-- Input for this task --
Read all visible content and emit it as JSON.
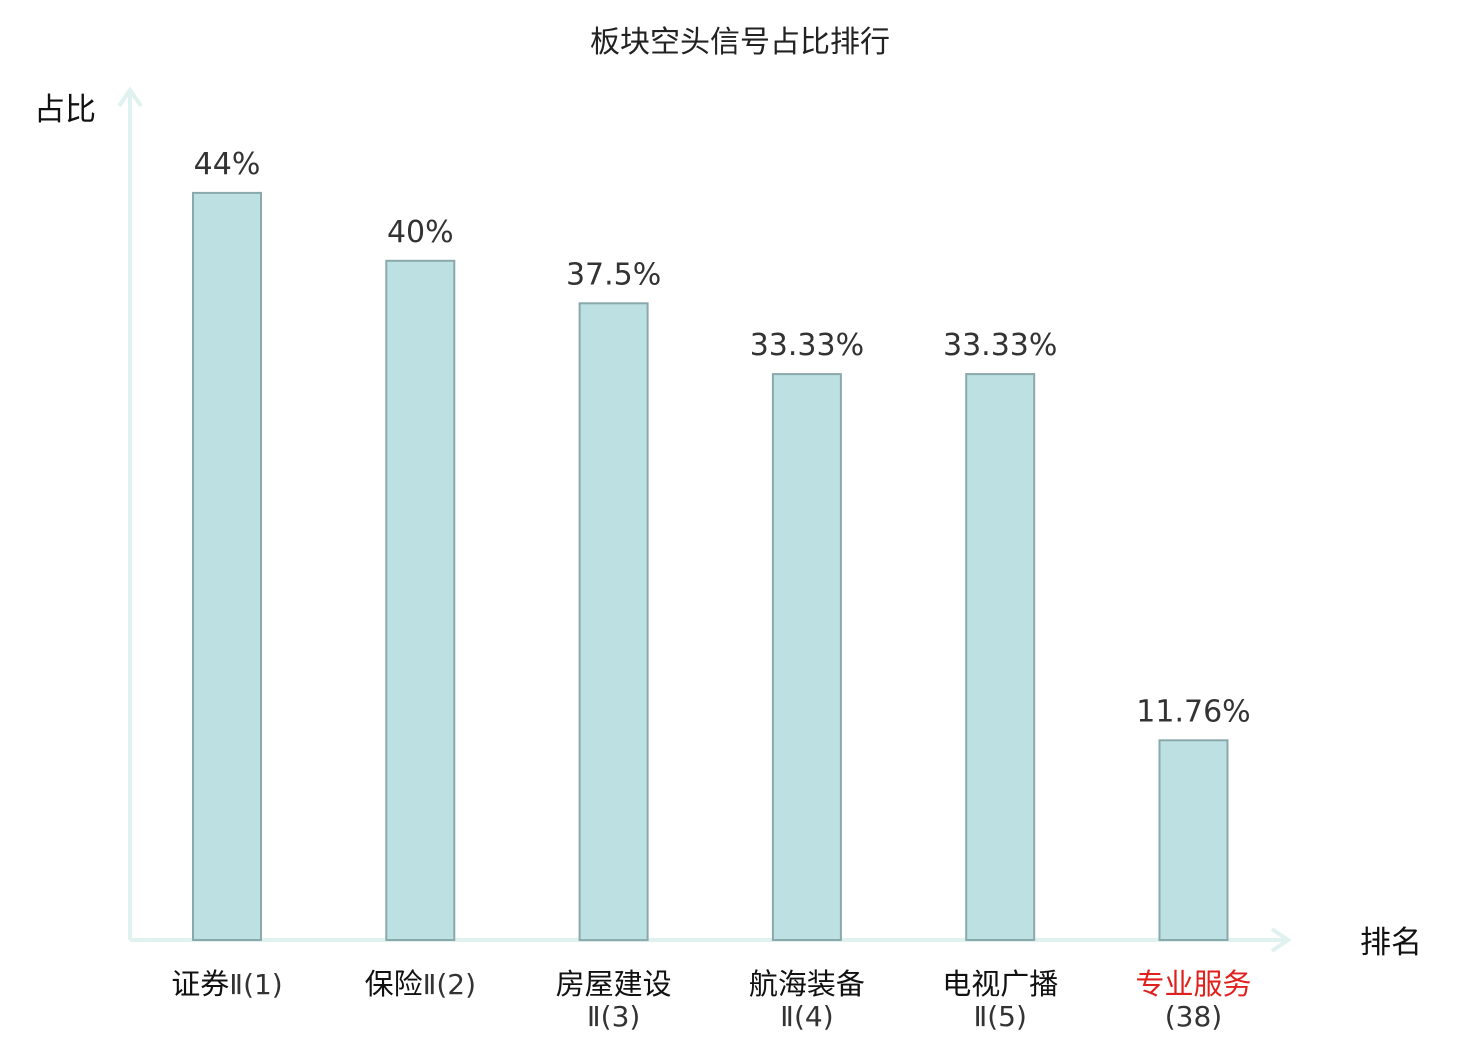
{
  "chart_data": {
    "type": "bar",
    "title": "板块空头信号占比排行",
    "ylabel": "占比",
    "xlabel": "排名",
    "ylim": [
      0,
      50
    ],
    "grid": false,
    "categories": [
      {
        "name": "证券",
        "rank": "Ⅱ(1)",
        "highlight": false
      },
      {
        "name": "保险",
        "rank": "Ⅱ(2)",
        "highlight": false
      },
      {
        "name": "房屋建设",
        "rank": "Ⅱ(3)",
        "highlight": false
      },
      {
        "name": "航海装备",
        "rank": "Ⅱ(4)",
        "highlight": false
      },
      {
        "name": "电视广播",
        "rank": "Ⅱ(5)",
        "highlight": false
      },
      {
        "name": "专业服务",
        "rank": "(38)",
        "highlight": true
      }
    ],
    "values": [
      44,
      40,
      37.5,
      33.33,
      33.33,
      11.76
    ],
    "value_labels": [
      "44%",
      "40%",
      "37.5%",
      "33.33%",
      "33.33%",
      "11.76%"
    ],
    "colors": {
      "bar_fill": "#bde0e3",
      "bar_stroke": "#8aa9ab",
      "axis": "#dff2ef",
      "highlight": "#e0201c"
    }
  }
}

-- Problem description --
Extract every line containing the string "name" from the material.

-- Answer to the task --
        "name": "证券",
        "name": "保险",
        "name": "房屋建设",
        "name": "航海装备",
        "name": "电视广播",
        "name": "专业服务",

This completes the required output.